[GOAL OF THE EXERCISE]: Every line of the data that contains the string "title" must be copied.

[RECORDED DATA]:

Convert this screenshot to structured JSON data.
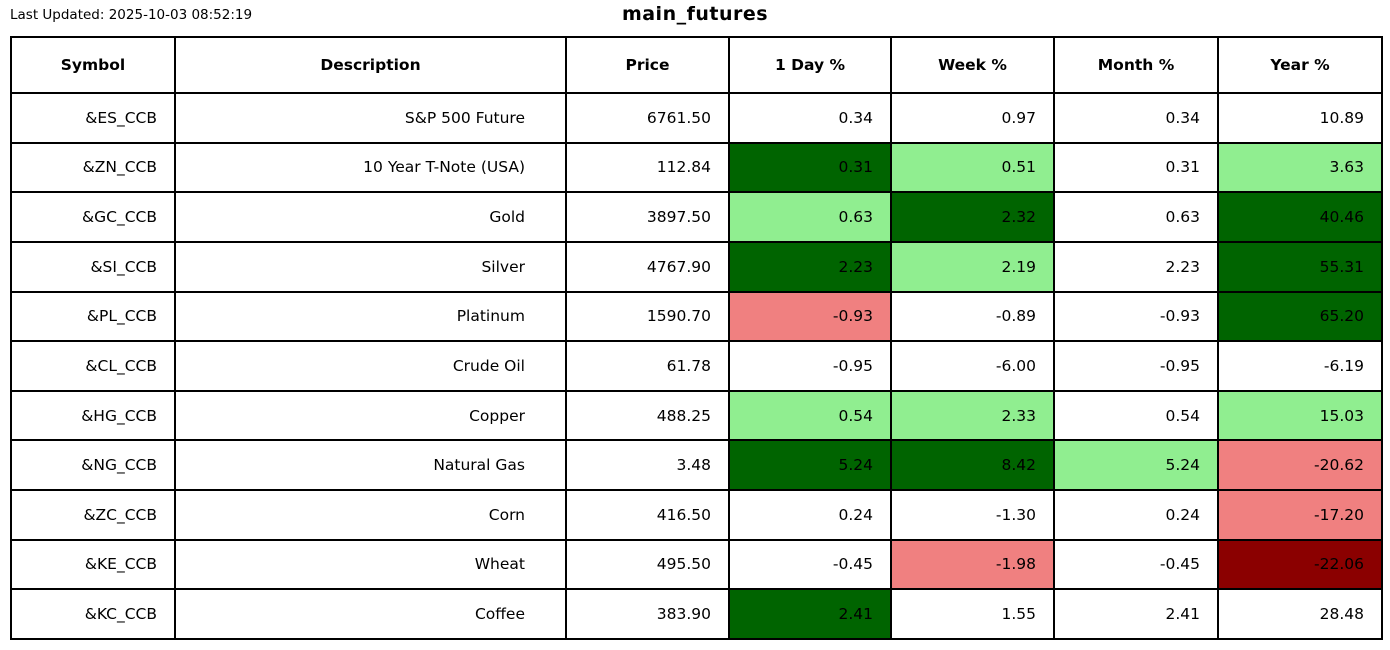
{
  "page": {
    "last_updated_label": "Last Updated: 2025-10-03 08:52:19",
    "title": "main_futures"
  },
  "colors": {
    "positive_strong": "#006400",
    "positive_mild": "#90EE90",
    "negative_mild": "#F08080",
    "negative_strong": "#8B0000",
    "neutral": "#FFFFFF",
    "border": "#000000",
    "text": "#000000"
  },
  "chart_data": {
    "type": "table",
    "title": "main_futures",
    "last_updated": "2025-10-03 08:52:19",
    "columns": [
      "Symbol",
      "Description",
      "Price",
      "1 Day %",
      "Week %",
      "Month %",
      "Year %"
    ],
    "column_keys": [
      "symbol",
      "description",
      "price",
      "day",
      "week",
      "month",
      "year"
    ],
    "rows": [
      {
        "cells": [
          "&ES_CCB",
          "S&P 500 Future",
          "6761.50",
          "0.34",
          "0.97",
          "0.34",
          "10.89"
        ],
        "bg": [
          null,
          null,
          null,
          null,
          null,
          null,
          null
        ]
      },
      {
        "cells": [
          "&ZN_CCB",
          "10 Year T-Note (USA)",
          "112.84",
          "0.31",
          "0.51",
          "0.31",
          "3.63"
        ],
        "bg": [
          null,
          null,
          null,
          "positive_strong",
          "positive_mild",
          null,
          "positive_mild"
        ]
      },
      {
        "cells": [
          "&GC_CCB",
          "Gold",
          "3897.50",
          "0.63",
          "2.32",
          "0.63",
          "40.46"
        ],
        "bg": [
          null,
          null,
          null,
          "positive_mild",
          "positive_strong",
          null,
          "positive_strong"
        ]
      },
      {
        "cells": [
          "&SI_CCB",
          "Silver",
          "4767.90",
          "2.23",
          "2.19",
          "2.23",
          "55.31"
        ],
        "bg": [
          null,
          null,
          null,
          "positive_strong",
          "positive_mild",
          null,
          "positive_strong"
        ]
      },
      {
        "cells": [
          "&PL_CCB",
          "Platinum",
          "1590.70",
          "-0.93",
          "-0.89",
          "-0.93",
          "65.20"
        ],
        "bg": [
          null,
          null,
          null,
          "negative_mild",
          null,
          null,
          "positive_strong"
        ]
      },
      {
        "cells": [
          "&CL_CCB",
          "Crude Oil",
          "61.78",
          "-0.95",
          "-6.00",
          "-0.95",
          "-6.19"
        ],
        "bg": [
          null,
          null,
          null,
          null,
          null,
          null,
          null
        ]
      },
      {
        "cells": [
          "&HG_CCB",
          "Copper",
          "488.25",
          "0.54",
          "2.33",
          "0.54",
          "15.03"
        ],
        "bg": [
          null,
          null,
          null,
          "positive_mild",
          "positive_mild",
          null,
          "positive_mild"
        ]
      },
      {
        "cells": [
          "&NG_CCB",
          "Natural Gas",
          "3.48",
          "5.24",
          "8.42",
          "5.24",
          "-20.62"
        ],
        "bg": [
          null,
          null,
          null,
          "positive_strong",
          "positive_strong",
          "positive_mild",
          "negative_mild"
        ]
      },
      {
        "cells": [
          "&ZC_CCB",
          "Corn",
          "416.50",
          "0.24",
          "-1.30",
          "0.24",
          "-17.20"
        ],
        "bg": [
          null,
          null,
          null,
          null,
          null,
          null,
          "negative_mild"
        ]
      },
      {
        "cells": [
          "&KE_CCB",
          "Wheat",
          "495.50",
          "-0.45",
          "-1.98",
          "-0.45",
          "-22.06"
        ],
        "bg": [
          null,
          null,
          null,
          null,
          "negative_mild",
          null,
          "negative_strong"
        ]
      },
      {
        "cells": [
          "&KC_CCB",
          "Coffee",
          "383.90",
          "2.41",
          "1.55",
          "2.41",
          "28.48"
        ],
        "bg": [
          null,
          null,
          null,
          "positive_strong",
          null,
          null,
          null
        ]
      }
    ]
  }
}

[SOLUTION TO THE EXERCISE]:
    "title": "main_futures"
    "title": "main_futures",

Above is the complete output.